▶ _Your instructions_:
Each line containing the word "történő" must be collected.

◇ ◇ ◇ ◇ ◇ ◇ ◇

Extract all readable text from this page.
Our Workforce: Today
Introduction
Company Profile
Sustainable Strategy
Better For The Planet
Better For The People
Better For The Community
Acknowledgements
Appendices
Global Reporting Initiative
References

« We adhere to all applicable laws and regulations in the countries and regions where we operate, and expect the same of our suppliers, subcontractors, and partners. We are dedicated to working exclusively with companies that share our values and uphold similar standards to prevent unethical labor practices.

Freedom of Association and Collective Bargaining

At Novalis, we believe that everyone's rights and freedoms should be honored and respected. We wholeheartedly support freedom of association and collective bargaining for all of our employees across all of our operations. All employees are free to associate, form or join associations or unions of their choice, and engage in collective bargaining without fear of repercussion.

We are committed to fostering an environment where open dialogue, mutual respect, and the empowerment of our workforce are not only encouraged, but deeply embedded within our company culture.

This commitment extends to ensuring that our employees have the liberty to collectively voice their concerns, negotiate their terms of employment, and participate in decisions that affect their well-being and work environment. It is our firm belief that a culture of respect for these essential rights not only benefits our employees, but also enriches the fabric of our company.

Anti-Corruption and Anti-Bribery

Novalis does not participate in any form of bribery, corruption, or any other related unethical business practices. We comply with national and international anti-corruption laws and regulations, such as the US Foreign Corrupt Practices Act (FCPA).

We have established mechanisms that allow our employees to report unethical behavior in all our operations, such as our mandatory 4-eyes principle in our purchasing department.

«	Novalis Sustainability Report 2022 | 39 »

◇ ◇ ◇ ◇ ◇ ◇ ◇

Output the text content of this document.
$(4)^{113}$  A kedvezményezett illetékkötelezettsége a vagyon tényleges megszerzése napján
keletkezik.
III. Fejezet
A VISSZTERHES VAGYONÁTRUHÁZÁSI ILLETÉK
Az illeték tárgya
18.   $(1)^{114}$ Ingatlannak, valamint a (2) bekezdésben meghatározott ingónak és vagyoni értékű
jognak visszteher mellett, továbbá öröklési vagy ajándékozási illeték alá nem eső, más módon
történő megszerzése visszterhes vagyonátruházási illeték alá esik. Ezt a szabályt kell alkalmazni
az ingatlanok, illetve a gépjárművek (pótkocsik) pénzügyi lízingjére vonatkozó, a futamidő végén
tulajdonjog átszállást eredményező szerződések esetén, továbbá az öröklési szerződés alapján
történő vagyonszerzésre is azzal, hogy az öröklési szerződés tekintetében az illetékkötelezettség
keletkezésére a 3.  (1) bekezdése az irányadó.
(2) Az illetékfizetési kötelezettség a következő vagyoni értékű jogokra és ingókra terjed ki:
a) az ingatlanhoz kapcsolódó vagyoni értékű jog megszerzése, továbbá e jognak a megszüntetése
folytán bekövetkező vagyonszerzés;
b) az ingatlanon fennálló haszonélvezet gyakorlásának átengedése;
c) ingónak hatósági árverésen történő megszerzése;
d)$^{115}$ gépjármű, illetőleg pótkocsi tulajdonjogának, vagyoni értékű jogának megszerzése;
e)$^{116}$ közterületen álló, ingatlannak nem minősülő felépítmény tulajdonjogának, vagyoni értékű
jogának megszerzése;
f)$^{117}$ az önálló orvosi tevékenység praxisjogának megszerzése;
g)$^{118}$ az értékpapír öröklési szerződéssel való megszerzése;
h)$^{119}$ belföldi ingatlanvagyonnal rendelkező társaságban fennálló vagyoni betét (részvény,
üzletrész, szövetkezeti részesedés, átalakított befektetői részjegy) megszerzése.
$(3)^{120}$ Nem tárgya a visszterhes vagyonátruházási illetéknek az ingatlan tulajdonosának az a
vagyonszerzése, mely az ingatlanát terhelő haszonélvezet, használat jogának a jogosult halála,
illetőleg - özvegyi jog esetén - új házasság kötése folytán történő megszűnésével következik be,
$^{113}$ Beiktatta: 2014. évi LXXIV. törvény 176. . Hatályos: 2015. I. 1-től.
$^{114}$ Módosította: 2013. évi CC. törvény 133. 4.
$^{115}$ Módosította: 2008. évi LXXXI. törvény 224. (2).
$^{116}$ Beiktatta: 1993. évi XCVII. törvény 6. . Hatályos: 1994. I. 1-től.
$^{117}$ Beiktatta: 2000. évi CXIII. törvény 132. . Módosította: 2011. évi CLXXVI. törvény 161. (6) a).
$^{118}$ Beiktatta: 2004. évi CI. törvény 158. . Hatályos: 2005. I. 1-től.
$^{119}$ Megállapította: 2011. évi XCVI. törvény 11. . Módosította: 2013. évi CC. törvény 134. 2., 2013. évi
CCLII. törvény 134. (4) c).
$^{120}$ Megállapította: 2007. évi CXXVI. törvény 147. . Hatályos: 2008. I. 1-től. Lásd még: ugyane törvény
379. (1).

◇ ◇ ◇ ◇ ◇ ◇ ◇

▶ _Answer_:
történő megszerzése visszterhes vagyonátruházási illeték alá esik. Ezt a szabályt kell alkalmazni
történő vagyonszerzésre is azzal, hogy az öröklési szerződés tekintetében az illetékkötelezettség
c) ingónak hatósági árverésen történő megszerzése;
illetőleg - özvegyi jog esetén - új házasság kötése folytán történő megszűnésével következik be,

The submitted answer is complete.